Every line that holds the string "Settings" is to be identified and copied.

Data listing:
---

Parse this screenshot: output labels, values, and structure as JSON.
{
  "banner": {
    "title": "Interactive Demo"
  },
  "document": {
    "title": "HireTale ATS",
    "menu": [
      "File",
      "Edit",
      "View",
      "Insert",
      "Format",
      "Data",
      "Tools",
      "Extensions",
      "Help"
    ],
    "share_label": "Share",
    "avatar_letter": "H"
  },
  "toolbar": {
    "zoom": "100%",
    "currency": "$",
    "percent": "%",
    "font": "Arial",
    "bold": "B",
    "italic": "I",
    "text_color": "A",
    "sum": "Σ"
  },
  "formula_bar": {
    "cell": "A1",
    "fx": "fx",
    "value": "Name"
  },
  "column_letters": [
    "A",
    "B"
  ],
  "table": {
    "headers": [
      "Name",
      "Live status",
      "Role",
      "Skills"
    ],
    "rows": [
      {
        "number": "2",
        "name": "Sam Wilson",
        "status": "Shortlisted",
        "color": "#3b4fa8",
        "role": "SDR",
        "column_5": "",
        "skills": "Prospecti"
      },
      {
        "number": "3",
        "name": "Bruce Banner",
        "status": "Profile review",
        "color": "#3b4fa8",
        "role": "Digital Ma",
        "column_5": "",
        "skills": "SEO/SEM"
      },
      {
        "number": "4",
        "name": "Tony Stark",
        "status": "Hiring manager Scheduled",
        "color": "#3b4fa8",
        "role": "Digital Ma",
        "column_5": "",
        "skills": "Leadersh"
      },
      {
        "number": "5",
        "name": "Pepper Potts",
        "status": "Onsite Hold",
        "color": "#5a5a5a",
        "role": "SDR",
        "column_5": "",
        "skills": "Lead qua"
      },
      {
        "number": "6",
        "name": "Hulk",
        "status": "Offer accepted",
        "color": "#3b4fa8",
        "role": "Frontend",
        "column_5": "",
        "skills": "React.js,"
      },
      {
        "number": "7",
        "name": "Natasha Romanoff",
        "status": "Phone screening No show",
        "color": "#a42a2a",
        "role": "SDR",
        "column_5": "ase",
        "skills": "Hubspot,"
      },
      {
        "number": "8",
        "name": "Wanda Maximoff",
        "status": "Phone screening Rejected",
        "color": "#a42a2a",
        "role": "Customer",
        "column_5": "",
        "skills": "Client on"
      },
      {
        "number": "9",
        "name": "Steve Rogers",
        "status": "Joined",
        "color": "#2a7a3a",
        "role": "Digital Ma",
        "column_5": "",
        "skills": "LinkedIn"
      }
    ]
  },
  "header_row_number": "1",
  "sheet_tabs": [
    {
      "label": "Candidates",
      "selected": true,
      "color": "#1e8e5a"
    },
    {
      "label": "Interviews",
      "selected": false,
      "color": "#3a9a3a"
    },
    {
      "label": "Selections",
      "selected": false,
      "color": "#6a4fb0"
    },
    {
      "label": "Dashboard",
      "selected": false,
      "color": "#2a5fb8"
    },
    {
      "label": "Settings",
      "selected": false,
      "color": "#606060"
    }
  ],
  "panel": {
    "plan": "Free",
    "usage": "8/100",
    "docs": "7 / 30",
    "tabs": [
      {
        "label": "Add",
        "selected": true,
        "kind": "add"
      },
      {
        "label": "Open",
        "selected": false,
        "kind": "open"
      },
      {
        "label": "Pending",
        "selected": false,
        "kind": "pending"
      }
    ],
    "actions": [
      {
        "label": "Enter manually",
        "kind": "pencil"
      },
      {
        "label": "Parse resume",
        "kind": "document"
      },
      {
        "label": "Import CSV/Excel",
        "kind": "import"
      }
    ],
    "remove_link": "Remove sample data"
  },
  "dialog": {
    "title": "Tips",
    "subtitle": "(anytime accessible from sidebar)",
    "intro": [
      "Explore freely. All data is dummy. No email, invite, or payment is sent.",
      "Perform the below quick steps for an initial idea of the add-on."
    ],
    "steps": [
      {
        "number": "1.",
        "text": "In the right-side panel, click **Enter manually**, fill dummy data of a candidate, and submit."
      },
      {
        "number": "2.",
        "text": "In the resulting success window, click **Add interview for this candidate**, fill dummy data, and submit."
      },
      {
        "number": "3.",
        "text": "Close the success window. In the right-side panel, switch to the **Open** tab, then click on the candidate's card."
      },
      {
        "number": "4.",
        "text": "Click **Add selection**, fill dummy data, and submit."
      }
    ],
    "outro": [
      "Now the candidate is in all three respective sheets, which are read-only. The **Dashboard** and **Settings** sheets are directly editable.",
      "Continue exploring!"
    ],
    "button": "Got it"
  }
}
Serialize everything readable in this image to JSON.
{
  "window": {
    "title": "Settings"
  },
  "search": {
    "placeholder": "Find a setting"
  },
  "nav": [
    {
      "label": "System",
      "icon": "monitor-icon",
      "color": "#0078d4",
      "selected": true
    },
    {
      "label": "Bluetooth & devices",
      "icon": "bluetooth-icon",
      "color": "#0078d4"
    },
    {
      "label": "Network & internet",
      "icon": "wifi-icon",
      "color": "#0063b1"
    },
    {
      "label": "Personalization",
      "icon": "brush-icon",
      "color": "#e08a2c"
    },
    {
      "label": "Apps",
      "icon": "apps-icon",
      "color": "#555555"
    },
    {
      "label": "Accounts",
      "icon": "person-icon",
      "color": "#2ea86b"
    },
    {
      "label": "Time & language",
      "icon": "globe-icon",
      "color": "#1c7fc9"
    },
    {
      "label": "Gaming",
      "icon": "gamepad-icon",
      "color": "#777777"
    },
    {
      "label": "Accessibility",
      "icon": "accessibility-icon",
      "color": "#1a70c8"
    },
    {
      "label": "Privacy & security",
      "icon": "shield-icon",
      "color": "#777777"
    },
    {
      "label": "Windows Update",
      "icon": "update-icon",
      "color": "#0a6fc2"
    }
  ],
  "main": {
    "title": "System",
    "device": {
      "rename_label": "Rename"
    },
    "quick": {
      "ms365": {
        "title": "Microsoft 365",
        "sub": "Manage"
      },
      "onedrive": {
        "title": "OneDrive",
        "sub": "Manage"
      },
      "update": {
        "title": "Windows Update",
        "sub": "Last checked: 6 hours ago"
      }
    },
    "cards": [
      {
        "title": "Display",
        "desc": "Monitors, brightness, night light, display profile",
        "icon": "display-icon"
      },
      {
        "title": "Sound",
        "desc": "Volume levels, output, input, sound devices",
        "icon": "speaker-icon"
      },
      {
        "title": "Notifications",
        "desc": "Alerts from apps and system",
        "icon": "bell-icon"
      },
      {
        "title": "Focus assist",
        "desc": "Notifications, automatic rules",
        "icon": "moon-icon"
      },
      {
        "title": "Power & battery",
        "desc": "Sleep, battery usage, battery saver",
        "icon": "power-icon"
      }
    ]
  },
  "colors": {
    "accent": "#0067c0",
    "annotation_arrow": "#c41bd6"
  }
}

---

■ Answer to this exercise:
      "label": "Settings",
      "Now the candidate is in all three respective sheets, which are read-only. The **Dashboard** and **Settings** sheets are directly editable.",
    "title": "Settings"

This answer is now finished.